---------- Data entries ----------
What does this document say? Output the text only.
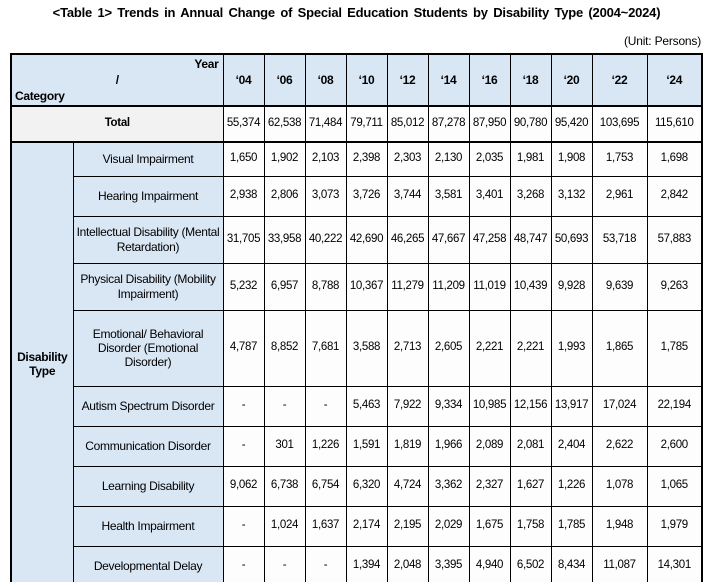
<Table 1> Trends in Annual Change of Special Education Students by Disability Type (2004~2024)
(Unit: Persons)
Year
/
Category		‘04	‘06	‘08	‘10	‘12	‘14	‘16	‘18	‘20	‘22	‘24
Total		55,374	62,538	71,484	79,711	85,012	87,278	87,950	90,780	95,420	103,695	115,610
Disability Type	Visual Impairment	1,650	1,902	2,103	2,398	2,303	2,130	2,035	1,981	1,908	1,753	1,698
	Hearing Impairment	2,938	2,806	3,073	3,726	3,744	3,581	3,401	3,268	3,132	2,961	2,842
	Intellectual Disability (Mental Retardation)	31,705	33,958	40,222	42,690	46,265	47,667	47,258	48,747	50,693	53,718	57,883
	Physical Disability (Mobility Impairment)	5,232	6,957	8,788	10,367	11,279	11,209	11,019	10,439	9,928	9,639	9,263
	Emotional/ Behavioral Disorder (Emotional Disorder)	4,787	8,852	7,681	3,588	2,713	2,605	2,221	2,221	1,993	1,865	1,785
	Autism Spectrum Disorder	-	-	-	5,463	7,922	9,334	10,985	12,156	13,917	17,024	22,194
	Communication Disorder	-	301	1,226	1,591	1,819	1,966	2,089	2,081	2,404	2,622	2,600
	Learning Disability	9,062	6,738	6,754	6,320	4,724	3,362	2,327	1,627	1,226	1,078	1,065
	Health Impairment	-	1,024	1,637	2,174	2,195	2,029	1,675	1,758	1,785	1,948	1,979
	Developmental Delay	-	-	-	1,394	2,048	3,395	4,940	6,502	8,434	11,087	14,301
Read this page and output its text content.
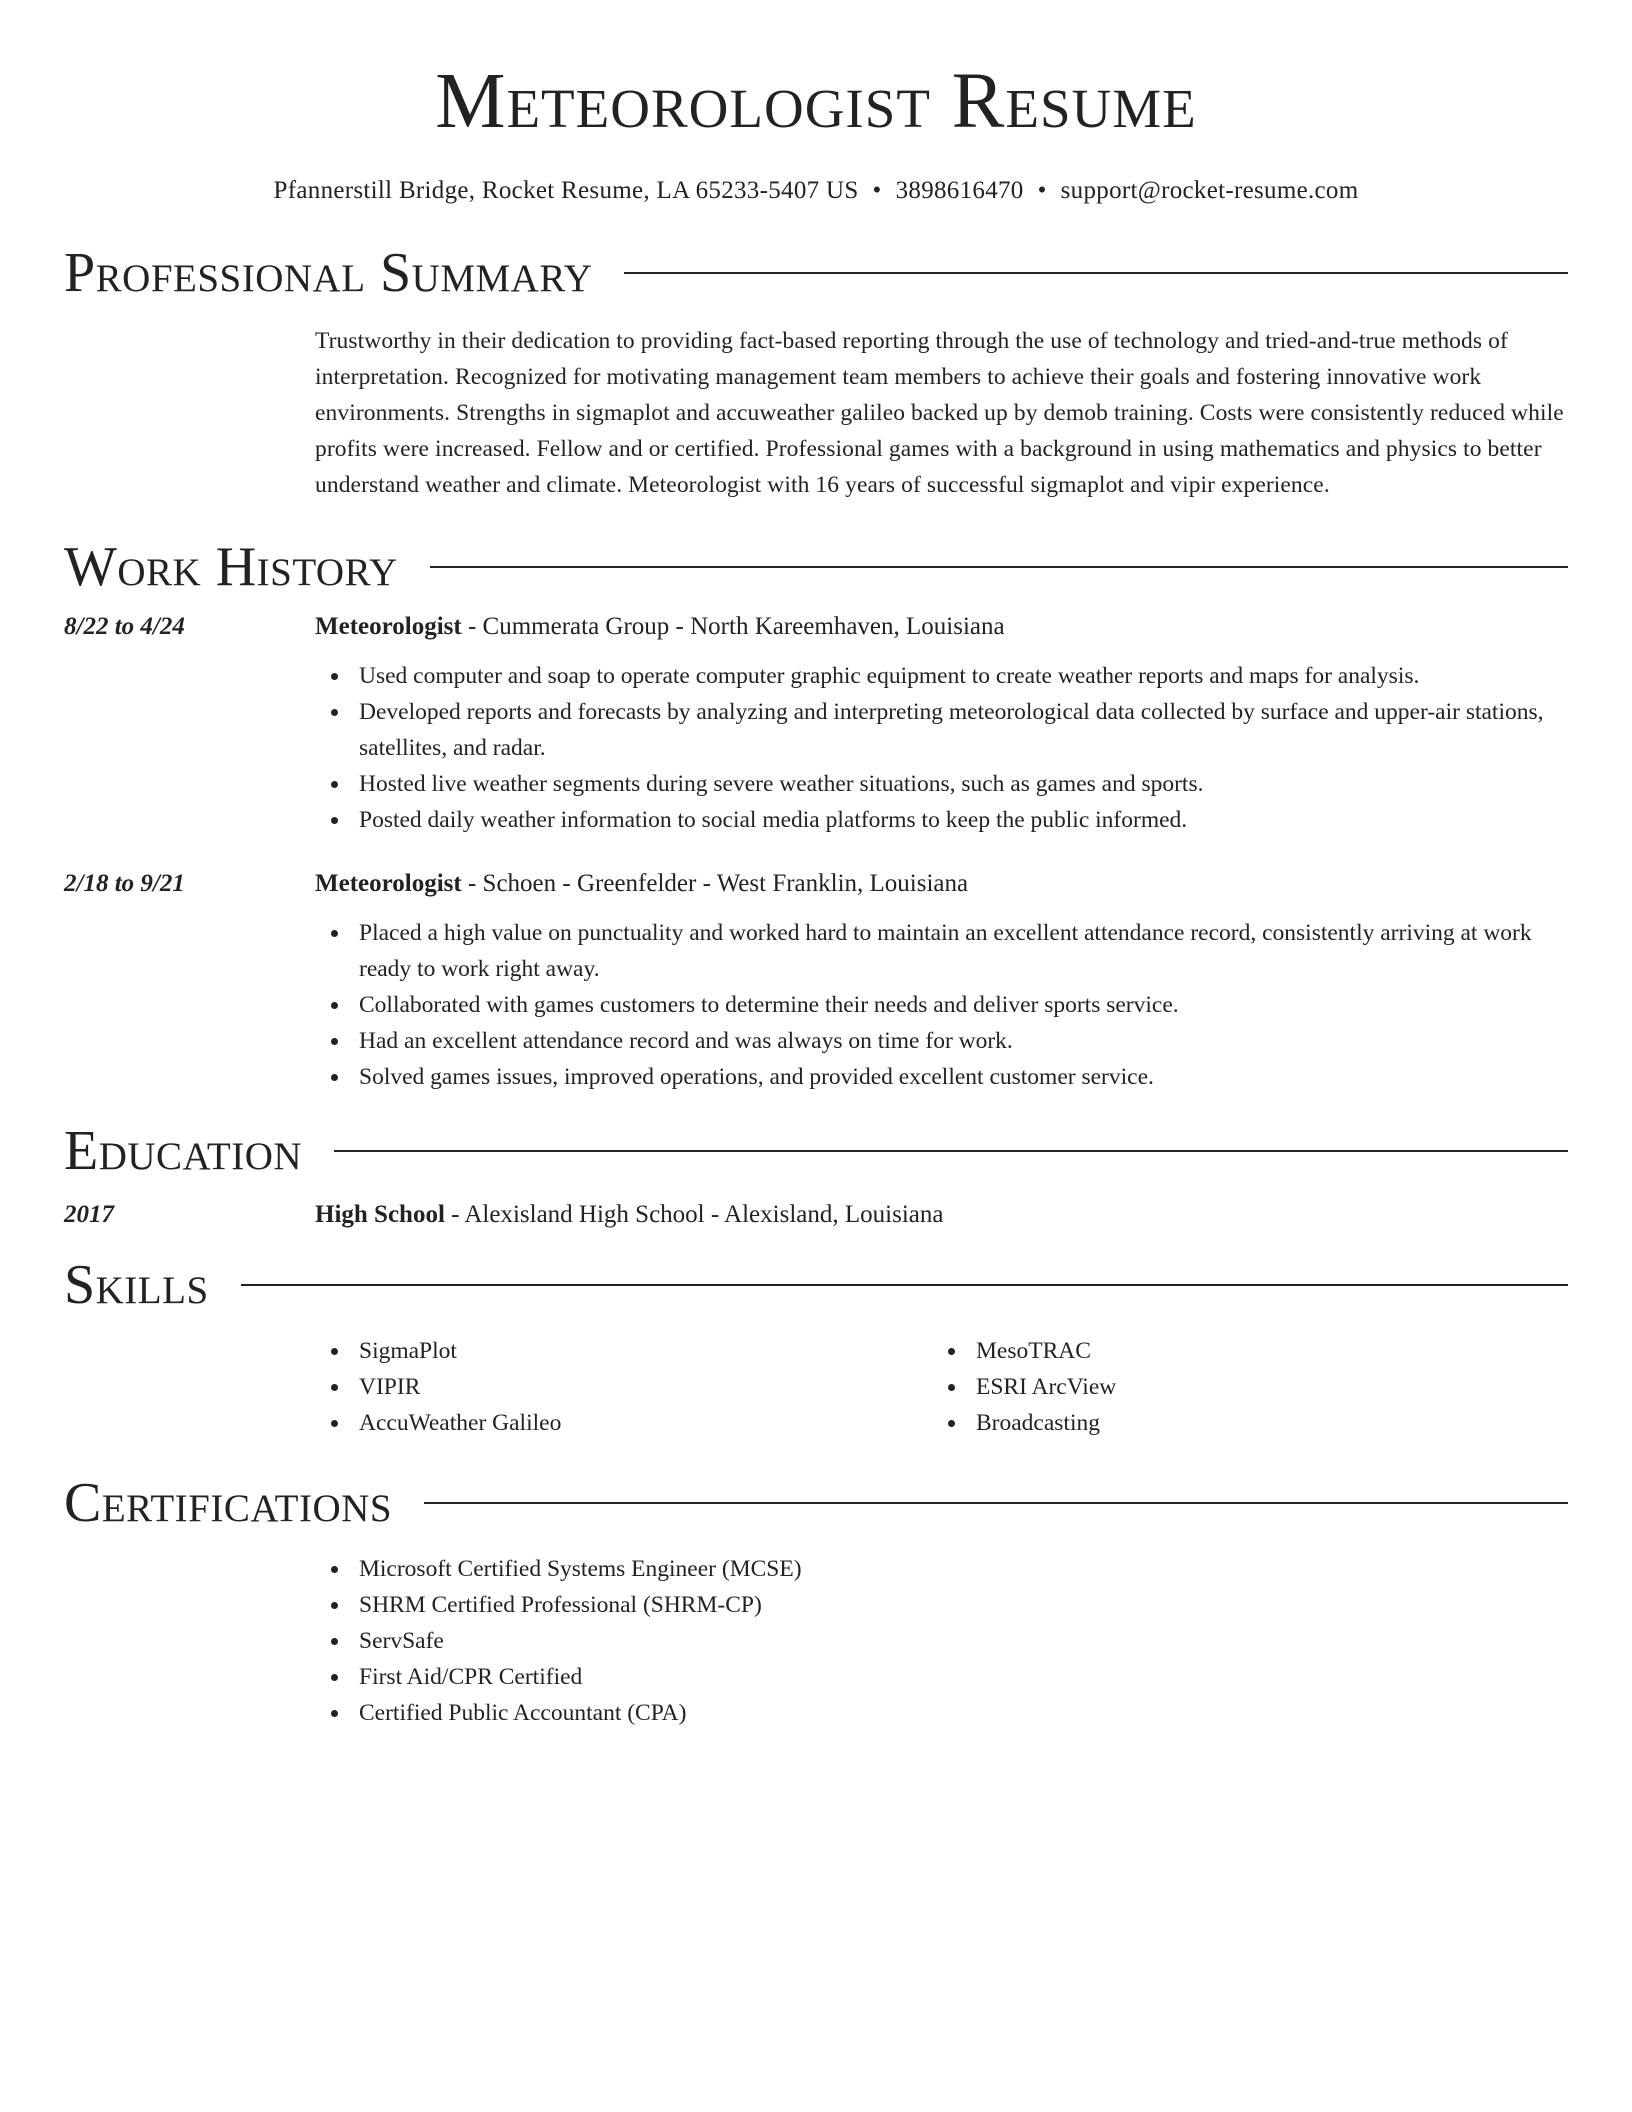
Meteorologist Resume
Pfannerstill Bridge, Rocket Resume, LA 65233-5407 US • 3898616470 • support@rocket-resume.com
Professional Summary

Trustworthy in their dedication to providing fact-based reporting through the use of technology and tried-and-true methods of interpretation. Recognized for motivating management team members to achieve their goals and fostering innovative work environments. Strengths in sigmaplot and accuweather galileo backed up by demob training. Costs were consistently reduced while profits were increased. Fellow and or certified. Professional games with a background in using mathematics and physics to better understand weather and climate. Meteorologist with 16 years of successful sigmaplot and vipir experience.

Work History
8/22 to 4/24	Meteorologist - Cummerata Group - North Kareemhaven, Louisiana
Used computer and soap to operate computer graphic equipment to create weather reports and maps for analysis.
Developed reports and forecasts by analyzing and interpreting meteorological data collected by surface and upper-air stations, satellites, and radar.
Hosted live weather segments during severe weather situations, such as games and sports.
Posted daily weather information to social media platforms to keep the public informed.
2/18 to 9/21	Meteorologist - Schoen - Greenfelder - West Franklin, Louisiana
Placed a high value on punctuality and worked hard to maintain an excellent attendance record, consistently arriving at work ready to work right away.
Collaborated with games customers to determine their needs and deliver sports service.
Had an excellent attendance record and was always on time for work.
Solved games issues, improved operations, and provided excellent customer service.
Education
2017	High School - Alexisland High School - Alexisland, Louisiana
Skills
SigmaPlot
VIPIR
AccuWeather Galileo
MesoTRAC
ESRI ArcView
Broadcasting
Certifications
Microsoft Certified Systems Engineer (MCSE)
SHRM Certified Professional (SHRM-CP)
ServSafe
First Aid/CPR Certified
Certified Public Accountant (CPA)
----------
---------- Data entries ----------
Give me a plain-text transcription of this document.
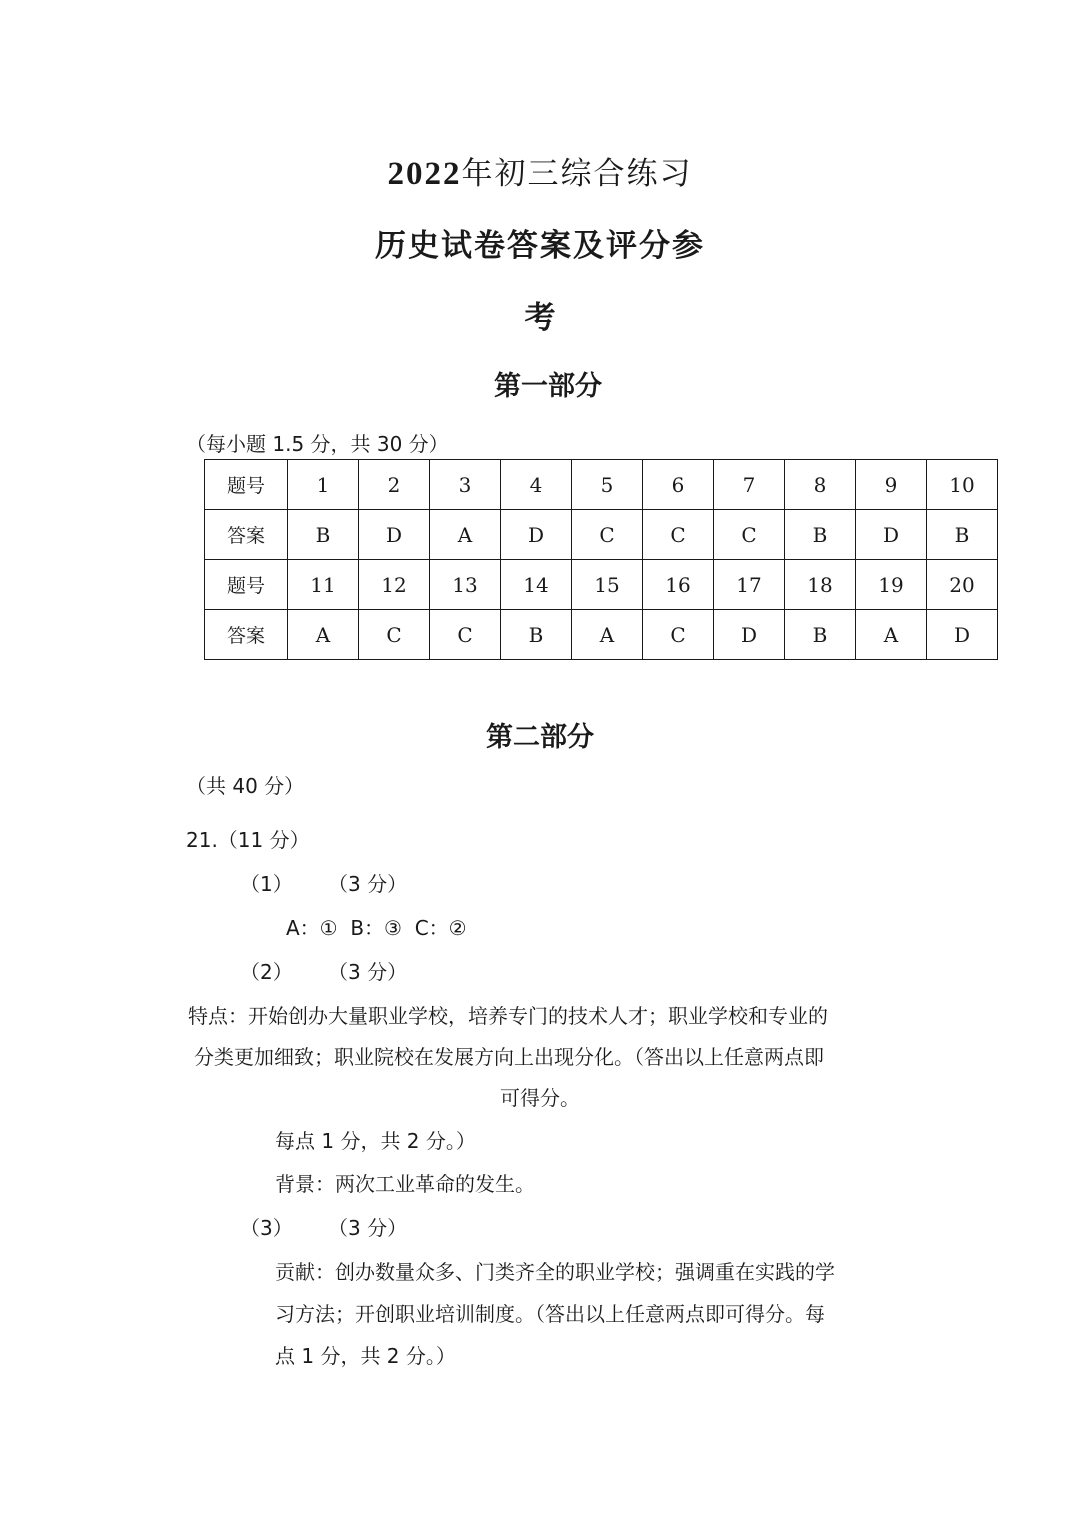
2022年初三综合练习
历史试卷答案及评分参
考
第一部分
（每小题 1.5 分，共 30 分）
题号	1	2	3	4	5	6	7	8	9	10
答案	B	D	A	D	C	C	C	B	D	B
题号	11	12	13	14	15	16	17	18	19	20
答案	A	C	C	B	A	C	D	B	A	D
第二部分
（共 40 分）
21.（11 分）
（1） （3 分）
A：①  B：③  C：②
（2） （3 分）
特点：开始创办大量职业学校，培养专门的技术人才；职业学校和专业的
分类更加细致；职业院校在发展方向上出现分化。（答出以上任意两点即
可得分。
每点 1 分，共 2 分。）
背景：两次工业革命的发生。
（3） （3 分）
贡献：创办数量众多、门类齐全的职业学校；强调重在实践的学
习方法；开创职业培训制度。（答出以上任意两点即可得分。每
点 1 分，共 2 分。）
----------
---------- Data entries ----------
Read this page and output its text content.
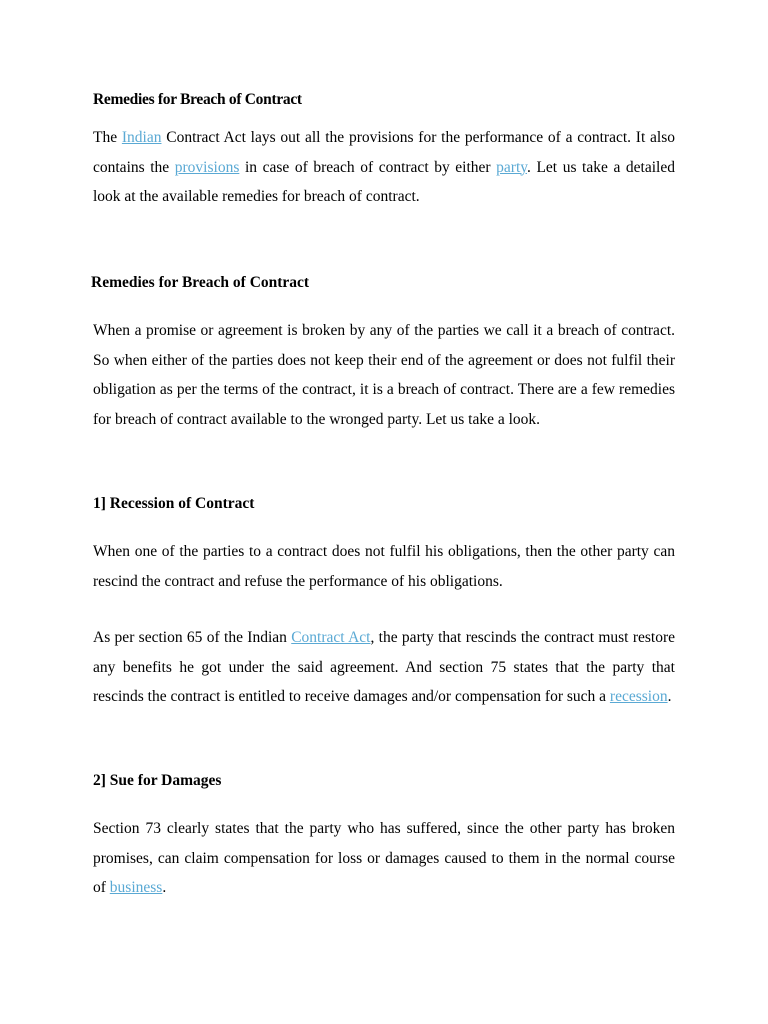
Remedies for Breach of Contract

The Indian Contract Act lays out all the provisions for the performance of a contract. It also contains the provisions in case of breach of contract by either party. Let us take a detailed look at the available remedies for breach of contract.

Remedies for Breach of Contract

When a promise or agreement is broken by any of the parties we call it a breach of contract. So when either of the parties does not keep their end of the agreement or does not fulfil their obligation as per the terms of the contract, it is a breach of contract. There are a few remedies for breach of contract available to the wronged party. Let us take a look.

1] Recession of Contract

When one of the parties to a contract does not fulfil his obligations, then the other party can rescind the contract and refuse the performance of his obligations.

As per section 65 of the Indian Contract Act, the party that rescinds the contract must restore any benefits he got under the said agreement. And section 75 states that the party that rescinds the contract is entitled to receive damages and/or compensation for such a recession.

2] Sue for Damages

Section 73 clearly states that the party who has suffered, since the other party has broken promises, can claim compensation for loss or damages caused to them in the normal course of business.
----------
— Directions —
Set out every line from the material that contains the string "keep".

— Solution for this task —
Posted daily weather information to social media platforms to keep the public informed.
When a promise or agreement is broken by any of the parties we call it a breach of contract. So when either of the parties does not keep their end of the agreement or does not fulfil their obligation as per the terms of the contract, it is a breach of contract. There are a few remedies for breach of contract available to the wronged party. Let us take a look.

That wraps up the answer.